Request> Find the line containing "Extract all readable text from this page.", then output it and every line after it through the end of the listing below, exactly as written.
______
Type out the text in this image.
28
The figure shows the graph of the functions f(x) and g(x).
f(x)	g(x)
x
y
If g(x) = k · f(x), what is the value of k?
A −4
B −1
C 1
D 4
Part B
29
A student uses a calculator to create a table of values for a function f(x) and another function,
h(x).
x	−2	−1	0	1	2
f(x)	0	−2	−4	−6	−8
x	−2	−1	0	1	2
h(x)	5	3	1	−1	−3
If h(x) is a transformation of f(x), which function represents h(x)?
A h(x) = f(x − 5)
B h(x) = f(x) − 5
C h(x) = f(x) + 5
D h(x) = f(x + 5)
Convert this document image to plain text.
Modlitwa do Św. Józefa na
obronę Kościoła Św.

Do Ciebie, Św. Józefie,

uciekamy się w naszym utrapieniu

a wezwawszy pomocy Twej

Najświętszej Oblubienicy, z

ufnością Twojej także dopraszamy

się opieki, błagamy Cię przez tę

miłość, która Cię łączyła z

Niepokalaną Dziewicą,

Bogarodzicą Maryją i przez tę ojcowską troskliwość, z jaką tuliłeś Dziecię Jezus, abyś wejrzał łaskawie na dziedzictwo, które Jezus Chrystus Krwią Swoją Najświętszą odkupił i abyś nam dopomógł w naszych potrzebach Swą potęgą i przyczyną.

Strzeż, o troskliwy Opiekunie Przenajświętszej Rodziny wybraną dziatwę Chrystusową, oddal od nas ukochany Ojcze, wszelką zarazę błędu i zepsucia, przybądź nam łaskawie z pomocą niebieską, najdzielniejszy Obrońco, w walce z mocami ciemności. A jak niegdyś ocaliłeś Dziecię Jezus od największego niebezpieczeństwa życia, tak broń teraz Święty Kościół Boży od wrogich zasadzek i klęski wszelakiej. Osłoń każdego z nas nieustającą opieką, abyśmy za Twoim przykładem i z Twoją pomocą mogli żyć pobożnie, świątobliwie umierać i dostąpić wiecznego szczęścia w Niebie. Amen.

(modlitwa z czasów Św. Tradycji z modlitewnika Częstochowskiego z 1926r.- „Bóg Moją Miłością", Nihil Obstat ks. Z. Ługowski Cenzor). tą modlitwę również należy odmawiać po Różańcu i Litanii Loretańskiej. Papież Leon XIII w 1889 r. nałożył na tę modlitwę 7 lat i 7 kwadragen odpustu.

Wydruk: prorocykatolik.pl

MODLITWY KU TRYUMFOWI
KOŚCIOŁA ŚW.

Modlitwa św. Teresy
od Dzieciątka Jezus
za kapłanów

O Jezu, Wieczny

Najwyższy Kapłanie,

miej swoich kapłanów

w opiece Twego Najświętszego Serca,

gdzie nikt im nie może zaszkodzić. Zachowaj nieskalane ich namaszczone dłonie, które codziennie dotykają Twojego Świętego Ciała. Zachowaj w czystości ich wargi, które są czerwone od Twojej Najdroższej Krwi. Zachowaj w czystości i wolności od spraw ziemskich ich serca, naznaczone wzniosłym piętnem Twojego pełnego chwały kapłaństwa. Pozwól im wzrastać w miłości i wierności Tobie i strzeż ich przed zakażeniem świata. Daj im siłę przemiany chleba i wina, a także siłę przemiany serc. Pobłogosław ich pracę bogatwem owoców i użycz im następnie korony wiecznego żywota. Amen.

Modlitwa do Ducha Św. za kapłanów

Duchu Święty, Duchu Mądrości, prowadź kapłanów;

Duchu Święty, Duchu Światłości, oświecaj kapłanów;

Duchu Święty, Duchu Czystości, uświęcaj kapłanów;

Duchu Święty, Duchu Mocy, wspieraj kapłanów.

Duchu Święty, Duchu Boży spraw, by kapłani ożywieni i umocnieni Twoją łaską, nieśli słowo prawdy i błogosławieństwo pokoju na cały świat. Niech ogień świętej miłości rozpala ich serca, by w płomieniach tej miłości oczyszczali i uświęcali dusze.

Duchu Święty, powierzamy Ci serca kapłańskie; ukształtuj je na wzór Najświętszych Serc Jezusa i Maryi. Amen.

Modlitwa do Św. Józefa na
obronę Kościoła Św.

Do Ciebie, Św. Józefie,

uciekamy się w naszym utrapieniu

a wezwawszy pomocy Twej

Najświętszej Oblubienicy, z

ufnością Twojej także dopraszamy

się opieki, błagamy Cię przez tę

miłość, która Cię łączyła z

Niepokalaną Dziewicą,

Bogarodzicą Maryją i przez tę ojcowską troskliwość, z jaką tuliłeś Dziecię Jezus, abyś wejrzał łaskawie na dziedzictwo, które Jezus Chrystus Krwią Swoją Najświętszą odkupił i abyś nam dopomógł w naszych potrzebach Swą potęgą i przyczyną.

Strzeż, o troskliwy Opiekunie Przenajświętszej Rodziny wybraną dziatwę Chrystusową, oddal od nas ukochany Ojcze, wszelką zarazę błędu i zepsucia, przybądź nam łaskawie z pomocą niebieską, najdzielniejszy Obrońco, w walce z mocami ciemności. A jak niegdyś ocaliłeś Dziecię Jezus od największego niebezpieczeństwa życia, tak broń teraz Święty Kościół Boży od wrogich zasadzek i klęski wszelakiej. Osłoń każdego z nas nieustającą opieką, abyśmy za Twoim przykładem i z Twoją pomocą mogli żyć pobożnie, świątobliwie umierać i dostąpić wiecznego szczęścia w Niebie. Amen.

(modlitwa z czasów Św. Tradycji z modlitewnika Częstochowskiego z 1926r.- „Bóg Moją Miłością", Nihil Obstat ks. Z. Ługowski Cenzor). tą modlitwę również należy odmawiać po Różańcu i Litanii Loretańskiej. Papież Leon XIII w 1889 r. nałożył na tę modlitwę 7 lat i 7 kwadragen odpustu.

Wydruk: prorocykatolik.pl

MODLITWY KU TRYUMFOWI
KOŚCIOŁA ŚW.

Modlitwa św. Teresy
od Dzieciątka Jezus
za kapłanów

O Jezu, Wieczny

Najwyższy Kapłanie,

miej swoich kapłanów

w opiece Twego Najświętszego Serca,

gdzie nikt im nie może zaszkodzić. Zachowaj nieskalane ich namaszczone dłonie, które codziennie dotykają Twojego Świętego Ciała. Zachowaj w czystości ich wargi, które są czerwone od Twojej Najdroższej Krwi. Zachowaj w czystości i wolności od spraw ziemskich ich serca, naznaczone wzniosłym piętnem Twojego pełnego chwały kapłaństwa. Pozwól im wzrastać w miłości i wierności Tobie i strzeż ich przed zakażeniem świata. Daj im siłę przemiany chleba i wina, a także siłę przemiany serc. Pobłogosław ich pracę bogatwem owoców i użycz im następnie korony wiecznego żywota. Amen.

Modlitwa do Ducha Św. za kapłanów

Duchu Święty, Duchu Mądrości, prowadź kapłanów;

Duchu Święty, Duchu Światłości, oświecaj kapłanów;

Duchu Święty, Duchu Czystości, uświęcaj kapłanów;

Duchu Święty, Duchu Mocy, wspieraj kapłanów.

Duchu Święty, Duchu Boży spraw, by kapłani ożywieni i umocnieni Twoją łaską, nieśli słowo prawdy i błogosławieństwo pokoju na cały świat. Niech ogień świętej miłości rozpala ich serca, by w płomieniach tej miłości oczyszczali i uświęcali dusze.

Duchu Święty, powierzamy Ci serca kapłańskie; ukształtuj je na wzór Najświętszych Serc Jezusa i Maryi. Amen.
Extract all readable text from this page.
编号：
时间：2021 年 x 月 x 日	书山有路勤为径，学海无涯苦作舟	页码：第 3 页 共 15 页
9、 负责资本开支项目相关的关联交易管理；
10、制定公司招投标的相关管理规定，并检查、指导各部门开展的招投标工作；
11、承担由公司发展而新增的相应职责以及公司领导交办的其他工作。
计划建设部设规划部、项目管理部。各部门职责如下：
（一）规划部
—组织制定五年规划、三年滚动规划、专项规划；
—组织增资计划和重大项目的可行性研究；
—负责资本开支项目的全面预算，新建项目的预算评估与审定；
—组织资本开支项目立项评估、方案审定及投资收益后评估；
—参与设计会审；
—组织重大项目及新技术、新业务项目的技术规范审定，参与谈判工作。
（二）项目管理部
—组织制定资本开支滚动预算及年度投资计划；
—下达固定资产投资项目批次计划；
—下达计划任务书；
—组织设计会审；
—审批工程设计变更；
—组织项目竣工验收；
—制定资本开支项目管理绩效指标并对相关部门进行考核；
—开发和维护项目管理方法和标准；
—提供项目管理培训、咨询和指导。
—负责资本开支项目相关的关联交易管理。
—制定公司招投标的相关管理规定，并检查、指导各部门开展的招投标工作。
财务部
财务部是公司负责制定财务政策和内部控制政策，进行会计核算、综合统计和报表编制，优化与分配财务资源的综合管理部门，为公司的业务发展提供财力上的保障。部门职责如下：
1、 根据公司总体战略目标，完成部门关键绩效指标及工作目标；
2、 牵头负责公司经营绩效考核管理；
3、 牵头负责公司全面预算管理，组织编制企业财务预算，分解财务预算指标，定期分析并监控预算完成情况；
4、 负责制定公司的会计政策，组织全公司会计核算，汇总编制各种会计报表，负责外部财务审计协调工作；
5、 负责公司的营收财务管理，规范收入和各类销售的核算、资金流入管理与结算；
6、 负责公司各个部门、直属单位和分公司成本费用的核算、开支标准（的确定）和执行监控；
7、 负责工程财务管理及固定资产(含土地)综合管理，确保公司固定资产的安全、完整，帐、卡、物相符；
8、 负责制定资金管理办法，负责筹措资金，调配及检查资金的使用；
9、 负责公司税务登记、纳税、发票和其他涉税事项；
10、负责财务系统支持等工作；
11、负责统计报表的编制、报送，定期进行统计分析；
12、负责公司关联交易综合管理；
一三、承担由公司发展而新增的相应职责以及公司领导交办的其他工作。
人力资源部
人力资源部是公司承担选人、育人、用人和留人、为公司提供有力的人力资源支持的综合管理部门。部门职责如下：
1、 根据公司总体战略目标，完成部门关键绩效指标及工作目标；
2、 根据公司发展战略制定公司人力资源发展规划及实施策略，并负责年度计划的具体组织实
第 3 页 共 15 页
______
Solution to this exercise>
Extract all readable text from this page.
编号：
时间：2021 年 x 月 x 日	书山有路勤为径，学海无涯苦作舟	页码：第 3 页 共 15 页
9、 负责资本开支项目相关的关联交易管理；
10、制定公司招投标的相关管理规定，并检查、指导各部门开展的招投标工作；
11、承担由公司发展而新增的相应职责以及公司领导交办的其他工作。
计划建设部设规划部、项目管理部。各部门职责如下：
（一）规划部
—组织制定五年规划、三年滚动规划、专项规划；
—组织增资计划和重大项目的可行性研究；
—负责资本开支项目的全面预算，新建项目的预算评估与审定；
—组织资本开支项目立项评估、方案审定及投资收益后评估；
—参与设计会审；
—组织重大项目及新技术、新业务项目的技术规范审定，参与谈判工作。
（二）项目管理部
—组织制定资本开支滚动预算及年度投资计划；
—下达固定资产投资项目批次计划；
—下达计划任务书；
—组织设计会审；
—审批工程设计变更；
—组织项目竣工验收；
—制定资本开支项目管理绩效指标并对相关部门进行考核；
—开发和维护项目管理方法和标准；
—提供项目管理培训、咨询和指导。
—负责资本开支项目相关的关联交易管理。
—制定公司招投标的相关管理规定，并检查、指导各部门开展的招投标工作。
财务部
财务部是公司负责制定财务政策和内部控制政策，进行会计核算、综合统计和报表编制，优化与分配财务资源的综合管理部门，为公司的业务发展提供财力上的保障。部门职责如下：
1、 根据公司总体战略目标，完成部门关键绩效指标及工作目标；
2、 牵头负责公司经营绩效考核管理；
3、 牵头负责公司全面预算管理，组织编制企业财务预算，分解财务预算指标，定期分析并监控预算完成情况；
4、 负责制定公司的会计政策，组织全公司会计核算，汇总编制各种会计报表，负责外部财务审计协调工作；
5、 负责公司的营收财务管理，规范收入和各类销售的核算、资金流入管理与结算；
6、 负责公司各个部门、直属单位和分公司成本费用的核算、开支标准（的确定）和执行监控；
7、 负责工程财务管理及固定资产(含土地)综合管理，确保公司固定资产的安全、完整，帐、卡、物相符；
8、 负责制定资金管理办法，负责筹措资金，调配及检查资金的使用；
9、 负责公司税务登记、纳税、发票和其他涉税事项；
10、负责财务系统支持等工作；
11、负责统计报表的编制、报送，定期进行统计分析；
12、负责公司关联交易综合管理；
一三、承担由公司发展而新增的相应职责以及公司领导交办的其他工作。
人力资源部
人力资源部是公司承担选人、育人、用人和留人、为公司提供有力的人力资源支持的综合管理部门。部门职责如下：
1、 根据公司总体战略目标，完成部门关键绩效指标及工作目标；
2、 根据公司发展战略制定公司人力资源发展规划及实施策略，并负责年度计划的具体组织实
第 3 页 共 15 页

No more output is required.